▼▼▼

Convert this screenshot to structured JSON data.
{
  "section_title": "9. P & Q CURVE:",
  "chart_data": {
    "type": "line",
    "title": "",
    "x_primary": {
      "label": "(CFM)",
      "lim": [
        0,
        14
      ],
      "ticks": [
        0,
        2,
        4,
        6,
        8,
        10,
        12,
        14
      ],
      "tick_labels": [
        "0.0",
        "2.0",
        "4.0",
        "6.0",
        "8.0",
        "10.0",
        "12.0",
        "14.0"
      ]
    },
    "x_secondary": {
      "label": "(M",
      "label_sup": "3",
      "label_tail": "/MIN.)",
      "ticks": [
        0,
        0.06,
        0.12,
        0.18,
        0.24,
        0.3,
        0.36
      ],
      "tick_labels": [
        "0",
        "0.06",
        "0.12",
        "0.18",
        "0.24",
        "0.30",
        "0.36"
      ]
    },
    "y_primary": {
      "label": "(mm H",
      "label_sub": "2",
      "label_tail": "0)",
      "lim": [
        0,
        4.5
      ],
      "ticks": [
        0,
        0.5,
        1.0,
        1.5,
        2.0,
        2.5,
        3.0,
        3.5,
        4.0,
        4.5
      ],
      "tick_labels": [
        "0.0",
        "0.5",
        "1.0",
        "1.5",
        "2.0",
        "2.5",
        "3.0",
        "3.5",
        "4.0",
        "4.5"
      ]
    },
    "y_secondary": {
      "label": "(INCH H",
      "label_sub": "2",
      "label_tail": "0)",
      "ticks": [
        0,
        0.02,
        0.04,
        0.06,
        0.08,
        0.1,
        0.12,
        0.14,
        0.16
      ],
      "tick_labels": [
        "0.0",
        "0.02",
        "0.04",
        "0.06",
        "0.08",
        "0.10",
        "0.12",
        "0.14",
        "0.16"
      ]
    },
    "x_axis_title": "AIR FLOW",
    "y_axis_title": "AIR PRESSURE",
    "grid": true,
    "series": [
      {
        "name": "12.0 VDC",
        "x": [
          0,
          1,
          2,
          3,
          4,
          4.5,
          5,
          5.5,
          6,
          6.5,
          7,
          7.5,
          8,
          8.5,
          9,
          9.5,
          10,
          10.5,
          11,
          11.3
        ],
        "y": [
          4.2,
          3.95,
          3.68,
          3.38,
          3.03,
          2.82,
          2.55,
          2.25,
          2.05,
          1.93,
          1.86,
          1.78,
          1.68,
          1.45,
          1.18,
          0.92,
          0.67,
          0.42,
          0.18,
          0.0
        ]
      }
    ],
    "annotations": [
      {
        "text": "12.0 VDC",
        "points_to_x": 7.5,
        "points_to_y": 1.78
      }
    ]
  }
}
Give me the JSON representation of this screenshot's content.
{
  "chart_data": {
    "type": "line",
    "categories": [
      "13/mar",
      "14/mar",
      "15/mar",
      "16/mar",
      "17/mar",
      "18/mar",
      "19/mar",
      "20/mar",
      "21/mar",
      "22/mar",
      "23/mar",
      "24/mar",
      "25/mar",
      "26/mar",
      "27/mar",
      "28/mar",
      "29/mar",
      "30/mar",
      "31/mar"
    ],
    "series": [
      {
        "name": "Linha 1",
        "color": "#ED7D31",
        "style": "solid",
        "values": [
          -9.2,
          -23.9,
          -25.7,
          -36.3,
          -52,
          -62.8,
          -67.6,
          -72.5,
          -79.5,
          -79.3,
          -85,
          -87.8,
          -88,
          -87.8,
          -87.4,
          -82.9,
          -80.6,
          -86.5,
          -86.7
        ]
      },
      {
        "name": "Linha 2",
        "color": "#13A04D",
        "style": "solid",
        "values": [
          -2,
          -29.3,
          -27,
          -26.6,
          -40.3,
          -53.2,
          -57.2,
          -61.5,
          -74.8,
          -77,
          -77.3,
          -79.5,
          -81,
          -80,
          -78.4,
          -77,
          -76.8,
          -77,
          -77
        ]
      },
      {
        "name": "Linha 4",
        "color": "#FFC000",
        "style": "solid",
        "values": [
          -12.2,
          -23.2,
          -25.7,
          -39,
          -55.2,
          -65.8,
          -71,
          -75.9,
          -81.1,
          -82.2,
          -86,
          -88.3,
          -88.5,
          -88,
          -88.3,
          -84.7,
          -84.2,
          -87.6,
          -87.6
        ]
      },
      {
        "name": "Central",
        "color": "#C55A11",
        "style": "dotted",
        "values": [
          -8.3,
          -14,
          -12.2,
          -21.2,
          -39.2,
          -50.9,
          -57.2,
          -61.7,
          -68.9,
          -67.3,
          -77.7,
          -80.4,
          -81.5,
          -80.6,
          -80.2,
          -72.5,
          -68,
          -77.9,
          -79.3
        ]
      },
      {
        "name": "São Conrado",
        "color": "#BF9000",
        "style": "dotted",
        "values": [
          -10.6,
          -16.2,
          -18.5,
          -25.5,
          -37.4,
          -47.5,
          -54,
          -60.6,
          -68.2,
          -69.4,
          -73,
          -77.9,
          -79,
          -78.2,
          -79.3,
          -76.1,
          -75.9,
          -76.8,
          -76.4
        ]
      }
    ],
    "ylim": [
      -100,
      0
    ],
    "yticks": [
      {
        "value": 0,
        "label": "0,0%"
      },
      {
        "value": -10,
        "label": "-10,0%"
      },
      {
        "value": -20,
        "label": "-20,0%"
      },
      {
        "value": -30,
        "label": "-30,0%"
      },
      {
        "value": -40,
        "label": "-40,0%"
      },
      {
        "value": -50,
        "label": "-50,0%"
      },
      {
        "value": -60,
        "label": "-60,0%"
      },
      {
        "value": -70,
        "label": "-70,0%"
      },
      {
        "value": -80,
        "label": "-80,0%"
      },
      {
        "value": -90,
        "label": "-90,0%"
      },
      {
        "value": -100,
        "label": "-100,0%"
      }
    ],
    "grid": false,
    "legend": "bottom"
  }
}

▲▲▲

*WHAT TO WORK ON:* Reproduce all of the records exactly.

*COMPLETE ANSWER:*
Convert this screenshot to structured JSON data.
{
  "section_title": "9. P & Q CURVE:",
  "chart_data": {
    "type": "line",
    "title": "",
    "x_primary": {
      "label": "(CFM)",
      "lim": [
        0,
        14
      ],
      "ticks": [
        0,
        2,
        4,
        6,
        8,
        10,
        12,
        14
      ],
      "tick_labels": [
        "0.0",
        "2.0",
        "4.0",
        "6.0",
        "8.0",
        "10.0",
        "12.0",
        "14.0"
      ]
    },
    "x_secondary": {
      "label": "(M",
      "label_sup": "3",
      "label_tail": "/MIN.)",
      "ticks": [
        0,
        0.06,
        0.12,
        0.18,
        0.24,
        0.3,
        0.36
      ],
      "tick_labels": [
        "0",
        "0.06",
        "0.12",
        "0.18",
        "0.24",
        "0.30",
        "0.36"
      ]
    },
    "y_primary": {
      "label": "(mm H",
      "label_sub": "2",
      "label_tail": "0)",
      "lim": [
        0,
        4.5
      ],
      "ticks": [
        0,
        0.5,
        1.0,
        1.5,
        2.0,
        2.5,
        3.0,
        3.5,
        4.0,
        4.5
      ],
      "tick_labels": [
        "0.0",
        "0.5",
        "1.0",
        "1.5",
        "2.0",
        "2.5",
        "3.0",
        "3.5",
        "4.0",
        "4.5"
      ]
    },
    "y_secondary": {
      "label": "(INCH H",
      "label_sub": "2",
      "label_tail": "0)",
      "ticks": [
        0,
        0.02,
        0.04,
        0.06,
        0.08,
        0.1,
        0.12,
        0.14,
        0.16
      ],
      "tick_labels": [
        "0.0",
        "0.02",
        "0.04",
        "0.06",
        "0.08",
        "0.10",
        "0.12",
        "0.14",
        "0.16"
      ]
    },
    "x_axis_title": "AIR FLOW",
    "y_axis_title": "AIR PRESSURE",
    "grid": true,
    "series": [
      {
        "name": "12.0 VDC",
        "x": [
          0,
          1,
          2,
          3,
          4,
          4.5,
          5,
          5.5,
          6,
          6.5,
          7,
          7.5,
          8,
          8.5,
          9,
          9.5,
          10,
          10.5,
          11,
          11.3
        ],
        "y": [
          4.2,
          3.95,
          3.68,
          3.38,
          3.03,
          2.82,
          2.55,
          2.25,
          2.05,
          1.93,
          1.86,
          1.78,
          1.68,
          1.45,
          1.18,
          0.92,
          0.67,
          0.42,
          0.18,
          0.0
        ]
      }
    ],
    "annotations": [
      {
        "text": "12.0 VDC",
        "points_to_x": 7.5,
        "points_to_y": 1.78
      }
    ]
  }
}
Give me the JSON representation of this screenshot's content.
{
  "chart_data": {
    "type": "line",
    "categories": [
      "13/mar",
      "14/mar",
      "15/mar",
      "16/mar",
      "17/mar",
      "18/mar",
      "19/mar",
      "20/mar",
      "21/mar",
      "22/mar",
      "23/mar",
      "24/mar",
      "25/mar",
      "26/mar",
      "27/mar",
      "28/mar",
      "29/mar",
      "30/mar",
      "31/mar"
    ],
    "series": [
      {
        "name": "Linha 1",
        "color": "#ED7D31",
        "style": "solid",
        "values": [
          -9.2,
          -23.9,
          -25.7,
          -36.3,
          -52,
          -62.8,
          -67.6,
          -72.5,
          -79.5,
          -79.3,
          -85,
          -87.8,
          -88,
          -87.8,
          -87.4,
          -82.9,
          -80.6,
          -86.5,
          -86.7
        ]
      },
      {
        "name": "Linha 2",
        "color": "#13A04D",
        "style": "solid",
        "values": [
          -2,
          -29.3,
          -27,
          -26.6,
          -40.3,
          -53.2,
          -57.2,
          -61.5,
          -74.8,
          -77,
          -77.3,
          -79.5,
          -81,
          -80,
          -78.4,
          -77,
          -76.8,
          -77,
          -77
        ]
      },
      {
        "name": "Linha 4",
        "color": "#FFC000",
        "style": "solid",
        "values": [
          -12.2,
          -23.2,
          -25.7,
          -39,
          -55.2,
          -65.8,
          -71,
          -75.9,
          -81.1,
          -82.2,
          -86,
          -88.3,
          -88.5,
          -88,
          -88.3,
          -84.7,
          -84.2,
          -87.6,
          -87.6
        ]
      },
      {
        "name": "Central",
        "color": "#C55A11",
        "style": "dotted",
        "values": [
          -8.3,
          -14,
          -12.2,
          -21.2,
          -39.2,
          -50.9,
          -57.2,
          -61.7,
          -68.9,
          -67.3,
          -77.7,
          -80.4,
          -81.5,
          -80.6,
          -80.2,
          -72.5,
          -68,
          -77.9,
          -79.3
        ]
      },
      {
        "name": "São Conrado",
        "color": "#BF9000",
        "style": "dotted",
        "values": [
          -10.6,
          -16.2,
          -18.5,
          -25.5,
          -37.4,
          -47.5,
          -54,
          -60.6,
          -68.2,
          -69.4,
          -73,
          -77.9,
          -79,
          -78.2,
          -79.3,
          -76.1,
          -75.9,
          -76.8,
          -76.4
        ]
      }
    ],
    "ylim": [
      -100,
      0
    ],
    "yticks": [
      {
        "value": 0,
        "label": "0,0%"
      },
      {
        "value": -10,
        "label": "-10,0%"
      },
      {
        "value": -20,
        "label": "-20,0%"
      },
      {
        "value": -30,
        "label": "-30,0%"
      },
      {
        "value": -40,
        "label": "-40,0%"
      },
      {
        "value": -50,
        "label": "-50,0%"
      },
      {
        "value": -60,
        "label": "-60,0%"
      },
      {
        "value": -70,
        "label": "-70,0%"
      },
      {
        "value": -80,
        "label": "-80,0%"
      },
      {
        "value": -90,
        "label": "-90,0%"
      },
      {
        "value": -100,
        "label": "-100,0%"
      }
    ],
    "grid": false,
    "legend": "bottom"
  }
}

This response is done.